▶ **PROBLEM TO SOLVE**
Set down each entry exactly as given; pictures should not appear in the copy.

▶ **EXTRACTED ENTRIES**
_____
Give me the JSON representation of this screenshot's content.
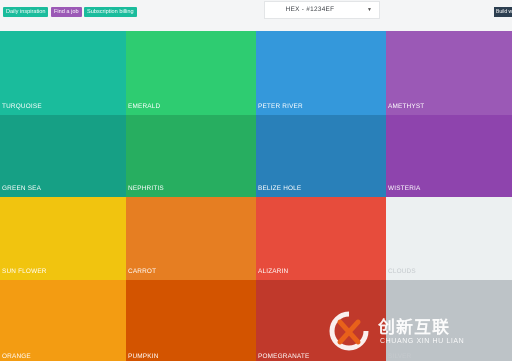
{
  "header": {
    "tags": [
      {
        "label": "Daily inspiration",
        "color": "#1abc9c"
      },
      {
        "label": "Find a job",
        "color": "#9b59b6"
      },
      {
        "label": "Subscription billing",
        "color": "#1abc9c"
      }
    ],
    "format_select": {
      "value": "HEX - #1234EF"
    },
    "build_button": {
      "label": "Build w"
    }
  },
  "colors": [
    {
      "name": "TURQUOISE",
      "hex": "#1abc9c"
    },
    {
      "name": "EMERALD",
      "hex": "#2ecc71"
    },
    {
      "name": "PETER RIVER",
      "hex": "#3498db"
    },
    {
      "name": "AMETHYST",
      "hex": "#9b59b6"
    },
    {
      "name": "GREEN SEA",
      "hex": "#16a085"
    },
    {
      "name": "NEPHRITIS",
      "hex": "#27ae60"
    },
    {
      "name": "BELIZE HOLE",
      "hex": "#2980b9"
    },
    {
      "name": "WISTERIA",
      "hex": "#8e44ad"
    },
    {
      "name": "SUN FLOWER",
      "hex": "#f1c40f"
    },
    {
      "name": "CARROT",
      "hex": "#e67e22"
    },
    {
      "name": "ALIZARIN",
      "hex": "#e74c3c"
    },
    {
      "name": "CLOUDS",
      "hex": "#ecf0f1"
    },
    {
      "name": "ORANGE",
      "hex": "#f39c12"
    },
    {
      "name": "PUMPKIN",
      "hex": "#d35400"
    },
    {
      "name": "POMEGRANATE",
      "hex": "#c0392b"
    },
    {
      "name": "SILVER",
      "hex": "#bdc3c7"
    }
  ],
  "watermark": {
    "chinese": "创新互联",
    "english": "CHUANG XIN HU LIAN",
    "brand_color": "#e8611a"
  }
}
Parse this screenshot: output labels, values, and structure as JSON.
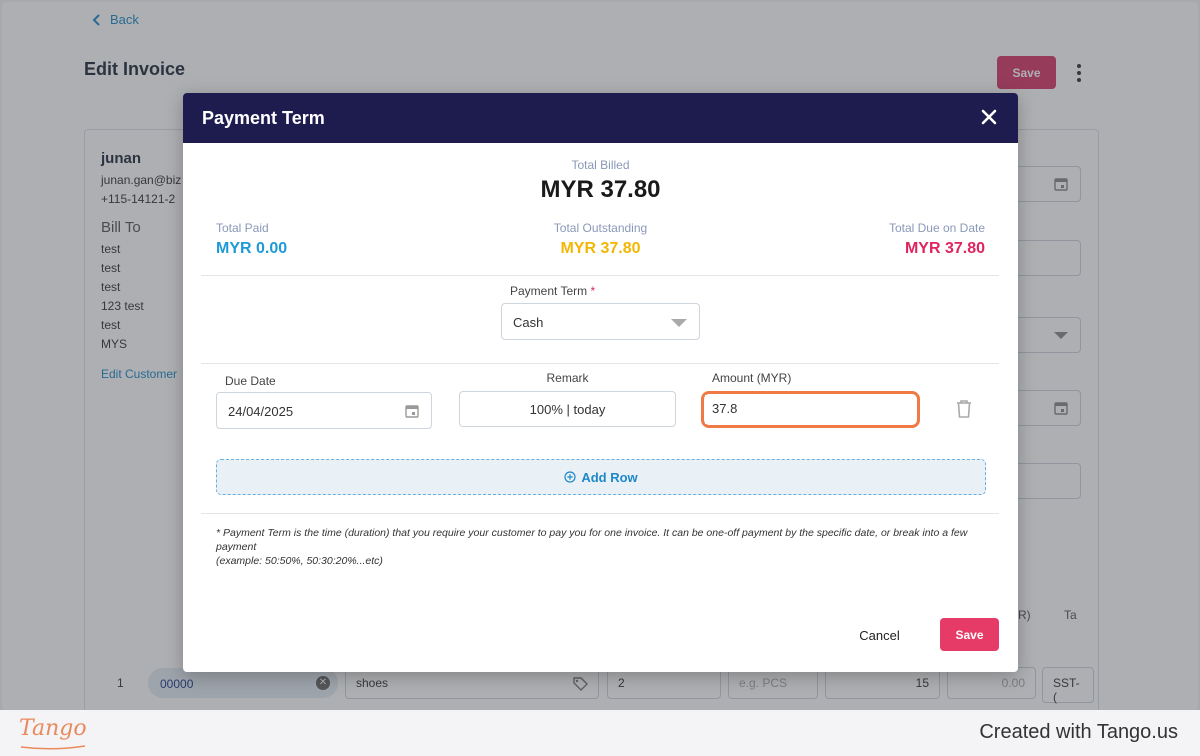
{
  "page": {
    "back_label": "Back",
    "title": "Edit Invoice",
    "save_label": "Save",
    "customer": {
      "name": "junan",
      "email": "junan.gan@biz",
      "phone": "+115-14121-2",
      "bill_to_label": "Bill To",
      "address_lines": [
        "test",
        "test",
        "test",
        "123 test",
        "test",
        "MYS"
      ],
      "edit_label": "Edit Customer"
    },
    "columns": [
      "R)",
      "Ta"
    ],
    "item_row": {
      "number": "1",
      "code": "00000",
      "description": "shoes",
      "quantity": "2",
      "unit_placeholder": "e.g. PCS",
      "price": "15",
      "discount": "0.00",
      "tax": "SST-("
    }
  },
  "modal": {
    "title": "Payment Term",
    "total_billed_label": "Total Billed",
    "total_billed_value": "MYR 37.80",
    "total_paid_label": "Total Paid",
    "total_paid_value": "MYR 0.00",
    "total_outstanding_label": "Total Outstanding",
    "total_outstanding_value": "MYR 37.80",
    "total_due_label": "Total Due on Date",
    "total_due_value": "MYR 37.80",
    "payment_term_label": "Payment Term",
    "payment_term_required": "*",
    "payment_term_value": "Cash",
    "due_date_label": "Due Date",
    "due_date_value": "24/04/2025",
    "remark_label": "Remark",
    "remark_value": "100% |  today",
    "amount_label": "Amount (MYR)",
    "amount_value": "37.8",
    "add_row_label": "Add Row",
    "note_line1": "* Payment Term is the time (duration) that you require your customer to pay you for one invoice. It can be one-off payment by the specific date, or break into a few payment",
    "note_line2": "(example: 50:50%, 50:30:20%...etc)",
    "cancel_label": "Cancel",
    "save_label": "Save",
    "colors": {
      "header_bg": "#1e1b4f",
      "paid": "#1e9bd7",
      "outstanding": "#f2b705",
      "due": "#e0245e",
      "save": "#e63b67",
      "highlight": "#f07a45"
    }
  },
  "footer": {
    "logo_text": "Tango",
    "created_text": "Created with Tango.us"
  }
}
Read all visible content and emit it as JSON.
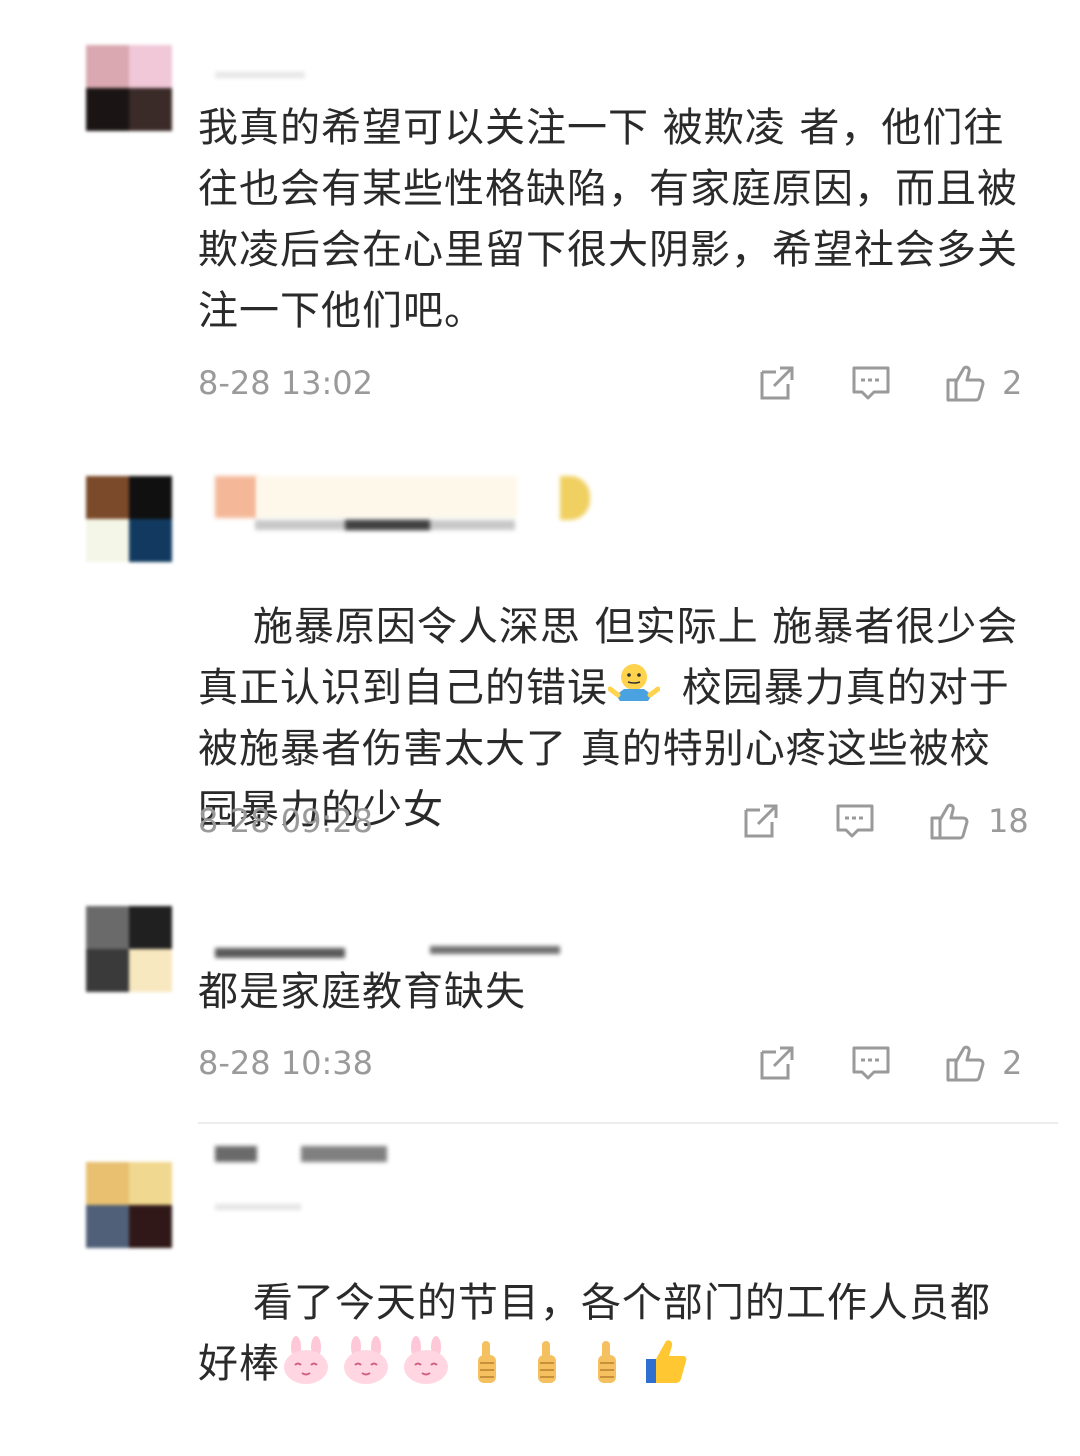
_____
▶ **EXERCISE ANSWER**
Give me the JSON representation of this screenshot's content.
{
  "header": {
    "tags": [
      {
        "label": "Daily inspiration",
        "color": "#1abc9c"
      },
      {
        "label": "Find a job",
        "color": "#9b59b6"
      },
      {
        "label": "Subscription billing",
        "color": "#1abc9c"
      }
    ],
    "format_select": {
      "value": "HEX - #1234EF"
    },
    "build_button": {
      "label": "Build w"
    }
  },
  "colors": [
    {
      "name": "TURQUOISE",
      "hex": "#1abc9c"
    },
    {
      "name": "EMERALD",
      "hex": "#2ecc71"
    },
    {
      "name": "PETER RIVER",
      "hex": "#3498db"
    },
    {
      "name": "AMETHYST",
      "hex": "#9b59b6"
    },
    {
      "name": "GREEN SEA",
      "hex": "#16a085"
    },
    {
      "name": "NEPHRITIS",
      "hex": "#27ae60"
    },
    {
      "name": "BELIZE HOLE",
      "hex": "#2980b9"
    },
    {
      "name": "WISTERIA",
      "hex": "#8e44ad"
    },
    {
      "name": "SUN FLOWER",
      "hex": "#f1c40f"
    },
    {
      "name": "CARROT",
      "hex": "#e67e22"
    },
    {
      "name": "ALIZARIN",
      "hex": "#e74c3c"
    },
    {
      "name": "CLOUDS",
      "hex": "#ecf0f1"
    },
    {
      "name": "ORANGE",
      "hex": "#f39c12"
    },
    {
      "name": "PUMPKIN",
      "hex": "#d35400"
    },
    {
      "name": "POMEGRANATE",
      "hex": "#c0392b"
    },
    {
      "name": "SILVER",
      "hex": "#bdc3c7"
    }
  ],
  "watermark": {
    "chinese": "创新互联",
    "english": "CHUANG XIN HU LIAN",
    "brand_color": "#e8611a"
  }
}
Parse this screenshot: output labels, values, and structure as JSON.
{
  "page": {
    "back_label": "Back",
    "title": "Edit Invoice",
    "save_label": "Save",
    "customer": {
      "name": "junan",
      "email": "junan.gan@biz",
      "phone": "+115-14121-2",
      "bill_to_label": "Bill To",
      "address_lines": [
        "test",
        "test",
        "test",
        "123 test",
        "test",
        "MYS"
      ],
      "edit_label": "Edit Customer"
    },
    "columns": [
      "R)",
      "Ta"
    ],
    "item_row": {
      "number": "1",
      "code": "00000",
      "description": "shoes",
      "quantity": "2",
      "unit_placeholder": "e.g. PCS",
      "price": "15",
      "discount": "0.00",
      "tax": "SST-("
    }
  },
  "modal": {
    "title": "Payment Term",
    "total_billed_label": "Total Billed",
    "total_billed_value": "MYR 37.80",
    "total_paid_label": "Total Paid",
    "total_paid_value": "MYR 0.00",
    "total_outstanding_label": "Total Outstanding",
    "total_outstanding_value": "MYR 37.80",
    "total_due_label": "Total Due on Date",
    "total_due_value": "MYR 37.80",
    "payment_term_label": "Payment Term",
    "payment_term_required": "*",
    "payment_term_value": "Cash",
    "due_date_label": "Due Date",
    "due_date_value": "24/04/2025",
    "remark_label": "Remark",
    "remark_value": "100% |  today",
    "amount_label": "Amount (MYR)",
    "amount_value": "37.8",
    "add_row_label": "Add Row",
    "note_line1": "* Payment Term is the time (duration) that you require your customer to pay you for one invoice. It can be one-off payment by the specific date, or break into a few payment",
    "note_line2": "(example: 50:50%, 50:30:20%...etc)",
    "cancel_label": "Cancel",
    "save_label": "Save",
    "colors": {
      "header_bg": "#1e1b4f",
      "paid": "#1e9bd7",
      "outstanding": "#f2b705",
      "due": "#e0245e",
      "save": "#e63b67",
      "highlight": "#f07a45"
    }
  },
  "footer": {
    "logo_text": "Tango",
    "created_text": "Created with Tango.us"
  }
}
Read all visible content and emit it as JSON.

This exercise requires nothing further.